Required work: Search the data below for "zuständigen"; list each line that holds it.

Records contained in a dataset:
»»

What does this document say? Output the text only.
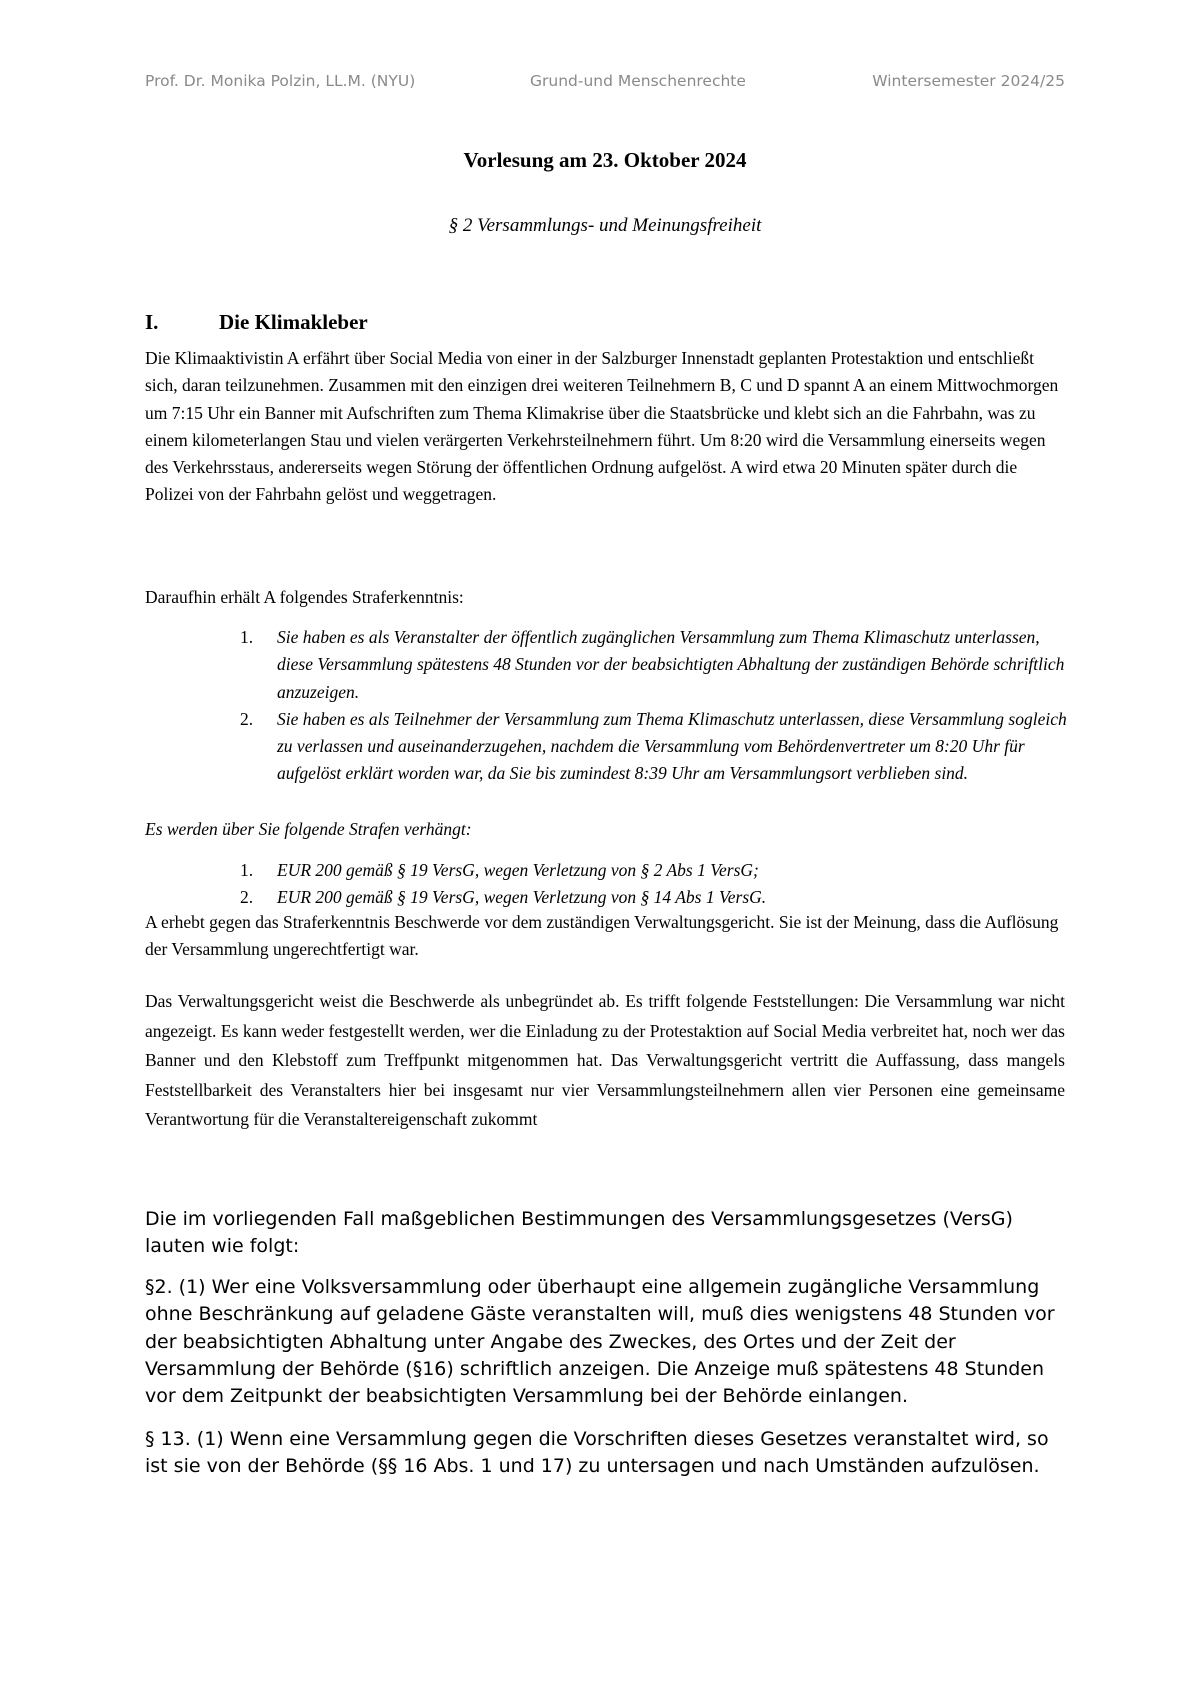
Prof. Dr. Monika Polzin, LL.M. (NYU)	Grund-und Menschenrechte	Wintersemester 2024/25
Vorlesung am 23. Oktober 2024
§ 2 Versammlungs- und Meinungsfreiheit
I.	Die Klimakleber

Die Klimaaktivistin A erfährt über Social Media von einer in der Salzburger Innenstadt geplanten Protestaktion und entschließt sich, daran teilzunehmen. Zusammen mit den einzigen drei weiteren Teilnehmern B, C und D spannt A an einem Mittwochmorgen um 7:15 Uhr ein Banner mit Aufschriften zum Thema Klimakrise über die Staatsbrücke und klebt sich an die Fahrbahn, was zu einem kilometerlangen Stau und vielen verärgerten Verkehrsteilnehmern führt. Um 8:20 wird die Versammlung einerseits wegen des Verkehrsstaus, andererseits wegen Störung der öffentlichen Ordnung aufgelöst. A wird etwa 20 Minuten später durch die Polizei von der Fahrbahn gelöst und weggetragen.

Daraufhin erhält A folgendes Straferkenntnis:

1. Sie haben es als Veranstalter der öffentlich zugänglichen Versammlung zum Thema Klimaschutz unterlassen, diese Versammlung spätestens 48 Stunden vor der beabsichtigten Abhaltung der zuständigen Behörde schriftlich anzuzeigen.
2. Sie haben es als Teilnehmer der Versammlung zum Thema Klimaschutz unterlassen, diese Versammlung sogleich zu verlassen und auseinanderzugehen, nachdem die Versammlung vom Behördenvertreter um 8:20 Uhr für aufgelöst erklärt worden war, da Sie bis zumindest 8:39 Uhr am Versammlungsort verblieben sind.
Es werden über Sie folgende Strafen verhängt:
1. EUR 200 gemäß § 19 VersG, wegen Verletzung von § 2 Abs 1 VersG;
2. EUR 200 gemäß § 19 VersG, wegen Verletzung von § 14 Abs 1 VersG.

A erhebt gegen das Straferkenntnis Beschwerde vor dem zuständigen Verwaltungsgericht. Sie ist der Meinung, dass die Auflösung der Versammlung ungerechtfertigt war.

Das Verwaltungsgericht weist die Beschwerde als unbegründet ab. Es trifft folgende Feststellungen: Die Versammlung war nicht angezeigt. Es kann weder festgestellt werden, wer die Einladung zu der Protestaktion auf Social Media verbreitet hat, noch wer das Banner und den Klebstoff zum Treffpunkt mitgenommen hat. Das Verwaltungsgericht vertritt die Auffassung, dass mangels Feststellbarkeit des Veranstalters hier bei insgesamt nur vier Versammlungsteilnehmern allen vier Personen eine gemeinsame Verantwortung für die Veranstaltereigenschaft zukommt

Die im vorliegenden Fall maßgeblichen Bestimmungen des Versammlungsgesetzes (VersG) lauten wie folgt:

§2. (1) Wer eine Volksversammlung oder überhaupt eine allgemein zugängliche Versammlung ohne Beschränkung auf geladene Gäste veranstalten will, muß dies wenigstens 48 Stunden vor der beabsichtigten Abhaltung unter Angabe des Zweckes, des Ortes und der Zeit der Versammlung der Behörde (§16) schriftlich anzeigen. Die Anzeige muß spätestens 48 Stunden vor dem Zeitpunkt der beabsichtigten Versammlung bei der Behörde einlangen.

§ 13. (1) Wenn eine Versammlung gegen die Vorschriften dieses Gesetzes veranstaltet wird, so ist sie von der Behörde (§§ 16 Abs. 1 und 17) zu untersagen und nach Umständen aufzulösen.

««

Result of this task:
1. Sie haben es als Veranstalter der öffentlich zugänglichen Versammlung zum Thema Klimaschutz unterlassen, diese Versammlung spätestens 48 Stunden vor der beabsichtigten Abhaltung der zuständigen Behörde schriftlich anzuzeigen.
A erhebt gegen das Straferkenntnis Beschwerde vor dem zuständigen Verwaltungsgericht. Sie ist der Meinung, dass die Auflösung der Versammlung ungerechtfertigt war.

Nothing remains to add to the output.